WHAT THE TASK REQUIRES:
List each line of the data in which the string "this" appears.
>> BEGIN SUPPLIED RECORDS
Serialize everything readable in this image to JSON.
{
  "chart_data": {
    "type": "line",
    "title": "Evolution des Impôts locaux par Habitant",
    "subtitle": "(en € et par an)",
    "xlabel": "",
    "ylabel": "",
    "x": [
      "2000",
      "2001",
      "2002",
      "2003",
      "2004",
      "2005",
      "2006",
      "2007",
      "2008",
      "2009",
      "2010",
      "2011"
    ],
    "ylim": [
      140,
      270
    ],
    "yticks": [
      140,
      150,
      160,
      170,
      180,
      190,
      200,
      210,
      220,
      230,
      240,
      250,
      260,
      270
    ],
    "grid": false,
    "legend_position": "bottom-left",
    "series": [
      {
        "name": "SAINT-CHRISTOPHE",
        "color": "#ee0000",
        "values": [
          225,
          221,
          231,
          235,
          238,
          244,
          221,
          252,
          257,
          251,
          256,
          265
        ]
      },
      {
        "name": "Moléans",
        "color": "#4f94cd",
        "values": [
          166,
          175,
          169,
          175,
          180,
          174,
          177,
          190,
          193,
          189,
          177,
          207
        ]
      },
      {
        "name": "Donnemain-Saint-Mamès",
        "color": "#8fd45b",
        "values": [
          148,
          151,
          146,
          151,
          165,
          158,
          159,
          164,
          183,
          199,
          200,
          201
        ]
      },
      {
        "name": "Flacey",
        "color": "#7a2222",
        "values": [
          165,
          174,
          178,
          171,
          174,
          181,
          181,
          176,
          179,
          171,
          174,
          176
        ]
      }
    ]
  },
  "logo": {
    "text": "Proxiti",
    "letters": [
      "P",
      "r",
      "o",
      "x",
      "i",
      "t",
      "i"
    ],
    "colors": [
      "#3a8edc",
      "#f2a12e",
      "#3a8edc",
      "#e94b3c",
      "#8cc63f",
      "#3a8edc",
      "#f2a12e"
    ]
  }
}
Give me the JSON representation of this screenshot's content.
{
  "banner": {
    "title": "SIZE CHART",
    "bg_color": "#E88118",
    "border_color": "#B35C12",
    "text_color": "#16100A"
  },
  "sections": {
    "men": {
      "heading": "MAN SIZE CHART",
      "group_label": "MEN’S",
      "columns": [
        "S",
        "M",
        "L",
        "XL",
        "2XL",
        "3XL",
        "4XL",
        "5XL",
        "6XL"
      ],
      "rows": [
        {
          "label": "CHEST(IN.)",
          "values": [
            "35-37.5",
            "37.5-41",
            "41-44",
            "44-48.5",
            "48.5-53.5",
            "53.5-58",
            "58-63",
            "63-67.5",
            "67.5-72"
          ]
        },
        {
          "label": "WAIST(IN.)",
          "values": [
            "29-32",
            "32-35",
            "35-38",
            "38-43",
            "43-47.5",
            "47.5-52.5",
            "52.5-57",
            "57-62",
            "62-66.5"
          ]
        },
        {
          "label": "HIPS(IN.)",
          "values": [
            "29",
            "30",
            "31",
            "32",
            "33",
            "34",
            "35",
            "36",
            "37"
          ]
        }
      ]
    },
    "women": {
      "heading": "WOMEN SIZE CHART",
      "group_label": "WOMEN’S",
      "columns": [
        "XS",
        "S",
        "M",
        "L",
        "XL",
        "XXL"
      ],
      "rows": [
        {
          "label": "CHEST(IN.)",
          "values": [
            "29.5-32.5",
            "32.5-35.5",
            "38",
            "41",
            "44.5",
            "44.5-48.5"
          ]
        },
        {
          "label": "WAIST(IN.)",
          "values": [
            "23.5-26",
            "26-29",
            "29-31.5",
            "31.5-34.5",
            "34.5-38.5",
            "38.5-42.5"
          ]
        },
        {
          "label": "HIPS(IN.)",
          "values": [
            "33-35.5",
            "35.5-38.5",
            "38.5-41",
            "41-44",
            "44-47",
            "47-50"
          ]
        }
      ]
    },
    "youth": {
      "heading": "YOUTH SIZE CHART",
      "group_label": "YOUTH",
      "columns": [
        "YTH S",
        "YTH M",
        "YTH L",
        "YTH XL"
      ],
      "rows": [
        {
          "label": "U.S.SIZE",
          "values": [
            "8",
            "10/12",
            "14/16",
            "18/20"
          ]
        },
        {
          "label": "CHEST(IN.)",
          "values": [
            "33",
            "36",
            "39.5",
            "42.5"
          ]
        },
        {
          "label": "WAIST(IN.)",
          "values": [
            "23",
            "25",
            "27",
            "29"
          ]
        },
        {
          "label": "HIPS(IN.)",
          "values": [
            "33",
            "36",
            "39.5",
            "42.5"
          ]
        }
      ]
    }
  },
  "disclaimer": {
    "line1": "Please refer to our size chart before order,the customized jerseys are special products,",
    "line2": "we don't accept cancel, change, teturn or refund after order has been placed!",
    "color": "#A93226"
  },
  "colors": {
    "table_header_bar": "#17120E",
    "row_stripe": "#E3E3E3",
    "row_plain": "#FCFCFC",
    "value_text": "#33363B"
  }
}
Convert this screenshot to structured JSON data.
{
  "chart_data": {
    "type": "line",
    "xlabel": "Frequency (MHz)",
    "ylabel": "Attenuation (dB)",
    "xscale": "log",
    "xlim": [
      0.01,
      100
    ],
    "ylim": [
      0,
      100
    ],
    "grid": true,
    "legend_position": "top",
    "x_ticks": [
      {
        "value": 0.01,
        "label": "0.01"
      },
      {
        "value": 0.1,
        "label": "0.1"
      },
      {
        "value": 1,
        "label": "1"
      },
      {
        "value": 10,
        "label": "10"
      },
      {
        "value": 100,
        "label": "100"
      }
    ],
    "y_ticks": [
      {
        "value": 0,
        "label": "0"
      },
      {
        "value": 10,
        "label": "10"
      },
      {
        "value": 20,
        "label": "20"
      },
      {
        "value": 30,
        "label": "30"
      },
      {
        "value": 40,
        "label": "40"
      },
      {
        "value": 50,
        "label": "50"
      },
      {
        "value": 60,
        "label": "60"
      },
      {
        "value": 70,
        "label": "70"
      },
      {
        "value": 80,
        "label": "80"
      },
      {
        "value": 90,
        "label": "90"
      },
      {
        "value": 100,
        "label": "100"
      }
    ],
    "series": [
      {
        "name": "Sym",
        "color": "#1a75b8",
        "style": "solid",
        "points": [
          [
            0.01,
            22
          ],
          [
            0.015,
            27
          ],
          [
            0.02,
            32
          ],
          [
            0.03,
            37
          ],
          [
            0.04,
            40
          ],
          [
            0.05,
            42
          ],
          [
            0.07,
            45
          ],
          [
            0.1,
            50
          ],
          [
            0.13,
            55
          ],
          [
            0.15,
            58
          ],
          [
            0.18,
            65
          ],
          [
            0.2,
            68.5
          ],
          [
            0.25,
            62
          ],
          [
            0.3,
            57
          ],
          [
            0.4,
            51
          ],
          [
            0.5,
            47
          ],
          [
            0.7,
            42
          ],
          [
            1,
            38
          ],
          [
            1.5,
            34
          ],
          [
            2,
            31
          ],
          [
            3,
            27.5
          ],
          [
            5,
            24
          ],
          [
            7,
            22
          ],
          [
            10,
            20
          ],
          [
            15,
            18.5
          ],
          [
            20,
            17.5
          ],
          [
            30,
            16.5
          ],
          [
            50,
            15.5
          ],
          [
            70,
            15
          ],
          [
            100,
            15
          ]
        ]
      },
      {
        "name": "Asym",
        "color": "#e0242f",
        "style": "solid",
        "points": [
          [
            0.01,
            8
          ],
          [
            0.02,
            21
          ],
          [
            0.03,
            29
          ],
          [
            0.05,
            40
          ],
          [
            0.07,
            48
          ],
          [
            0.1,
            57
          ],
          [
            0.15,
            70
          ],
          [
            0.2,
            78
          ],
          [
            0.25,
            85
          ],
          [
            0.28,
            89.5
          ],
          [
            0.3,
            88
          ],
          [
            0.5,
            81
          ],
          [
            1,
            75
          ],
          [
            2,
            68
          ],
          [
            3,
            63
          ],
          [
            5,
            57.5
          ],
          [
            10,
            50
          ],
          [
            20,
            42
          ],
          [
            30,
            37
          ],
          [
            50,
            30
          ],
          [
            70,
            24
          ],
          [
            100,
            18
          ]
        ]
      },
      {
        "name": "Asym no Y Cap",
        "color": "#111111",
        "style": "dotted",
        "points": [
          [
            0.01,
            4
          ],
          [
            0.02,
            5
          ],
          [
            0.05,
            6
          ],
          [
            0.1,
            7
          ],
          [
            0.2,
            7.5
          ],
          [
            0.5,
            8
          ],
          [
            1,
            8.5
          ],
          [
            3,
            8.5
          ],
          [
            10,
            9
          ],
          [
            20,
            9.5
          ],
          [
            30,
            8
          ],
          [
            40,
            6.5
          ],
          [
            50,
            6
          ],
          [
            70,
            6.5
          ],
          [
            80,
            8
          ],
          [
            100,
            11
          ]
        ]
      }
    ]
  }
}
>> END SUPPLIED RECORDS
RESPONSE TO THE EXERCISE:
Serialize everything readable in this image to JSON.
Give me the JSON representation of this screenshot's content.
Convert this screenshot to structured JSON data.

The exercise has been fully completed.